Data entries
-=-=-
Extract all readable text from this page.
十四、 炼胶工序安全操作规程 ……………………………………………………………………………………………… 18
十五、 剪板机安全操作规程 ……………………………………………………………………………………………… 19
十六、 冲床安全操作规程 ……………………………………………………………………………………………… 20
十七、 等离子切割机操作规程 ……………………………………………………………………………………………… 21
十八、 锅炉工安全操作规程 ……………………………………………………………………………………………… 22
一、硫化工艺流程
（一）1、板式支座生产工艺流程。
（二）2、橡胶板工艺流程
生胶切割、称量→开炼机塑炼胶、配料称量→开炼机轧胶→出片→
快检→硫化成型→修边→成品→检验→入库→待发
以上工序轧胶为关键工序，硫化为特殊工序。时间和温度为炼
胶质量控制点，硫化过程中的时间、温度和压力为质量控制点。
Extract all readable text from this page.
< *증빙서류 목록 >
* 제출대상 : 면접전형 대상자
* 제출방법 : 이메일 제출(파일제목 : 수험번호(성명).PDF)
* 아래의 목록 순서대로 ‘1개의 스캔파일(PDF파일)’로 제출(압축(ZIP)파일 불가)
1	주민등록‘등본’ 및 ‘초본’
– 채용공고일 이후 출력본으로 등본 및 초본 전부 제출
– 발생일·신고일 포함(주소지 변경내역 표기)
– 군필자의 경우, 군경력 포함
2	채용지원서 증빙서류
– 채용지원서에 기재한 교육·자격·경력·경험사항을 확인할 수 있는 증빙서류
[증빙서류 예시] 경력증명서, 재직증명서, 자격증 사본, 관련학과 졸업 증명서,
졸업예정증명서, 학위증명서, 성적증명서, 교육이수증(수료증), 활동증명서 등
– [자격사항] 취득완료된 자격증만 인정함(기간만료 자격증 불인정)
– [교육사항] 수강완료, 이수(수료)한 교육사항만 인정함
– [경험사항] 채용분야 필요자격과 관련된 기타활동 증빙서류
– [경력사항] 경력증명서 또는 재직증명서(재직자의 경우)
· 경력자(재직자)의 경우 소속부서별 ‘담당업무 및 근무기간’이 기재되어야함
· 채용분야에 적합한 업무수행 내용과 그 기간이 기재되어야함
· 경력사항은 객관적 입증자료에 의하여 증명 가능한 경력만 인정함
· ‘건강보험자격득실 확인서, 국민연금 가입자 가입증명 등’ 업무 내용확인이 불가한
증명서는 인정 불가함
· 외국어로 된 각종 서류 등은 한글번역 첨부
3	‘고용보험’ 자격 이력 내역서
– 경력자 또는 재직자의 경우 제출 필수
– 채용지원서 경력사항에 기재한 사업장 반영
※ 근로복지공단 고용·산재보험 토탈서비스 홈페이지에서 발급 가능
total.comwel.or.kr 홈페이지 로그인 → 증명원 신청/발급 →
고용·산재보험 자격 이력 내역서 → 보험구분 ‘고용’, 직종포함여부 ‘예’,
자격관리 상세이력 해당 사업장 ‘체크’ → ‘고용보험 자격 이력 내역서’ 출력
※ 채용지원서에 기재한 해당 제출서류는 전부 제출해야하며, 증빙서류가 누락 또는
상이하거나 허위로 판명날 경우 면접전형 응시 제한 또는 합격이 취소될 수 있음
-=-=-
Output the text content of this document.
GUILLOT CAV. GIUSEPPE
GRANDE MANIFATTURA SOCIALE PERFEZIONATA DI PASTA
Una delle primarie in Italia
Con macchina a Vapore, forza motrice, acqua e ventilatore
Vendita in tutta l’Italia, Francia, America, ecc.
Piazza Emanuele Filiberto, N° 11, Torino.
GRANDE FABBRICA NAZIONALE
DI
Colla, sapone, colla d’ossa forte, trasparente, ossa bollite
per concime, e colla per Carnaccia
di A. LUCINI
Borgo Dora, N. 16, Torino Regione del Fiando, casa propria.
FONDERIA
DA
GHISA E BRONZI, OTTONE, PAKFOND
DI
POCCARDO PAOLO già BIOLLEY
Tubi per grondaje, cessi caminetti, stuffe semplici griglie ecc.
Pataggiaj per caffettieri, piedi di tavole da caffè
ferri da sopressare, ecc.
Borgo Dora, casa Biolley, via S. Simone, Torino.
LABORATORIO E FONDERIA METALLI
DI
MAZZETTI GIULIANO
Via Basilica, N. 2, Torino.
-=-=-
◆ WRITTEN EXERCISE
Filter the listing for the word "FONDERIA" and copy every line that holds it.

◆ ANSWER FOR THE TASK
FONDERIA
LABORATORIO E FONDERIA METALLI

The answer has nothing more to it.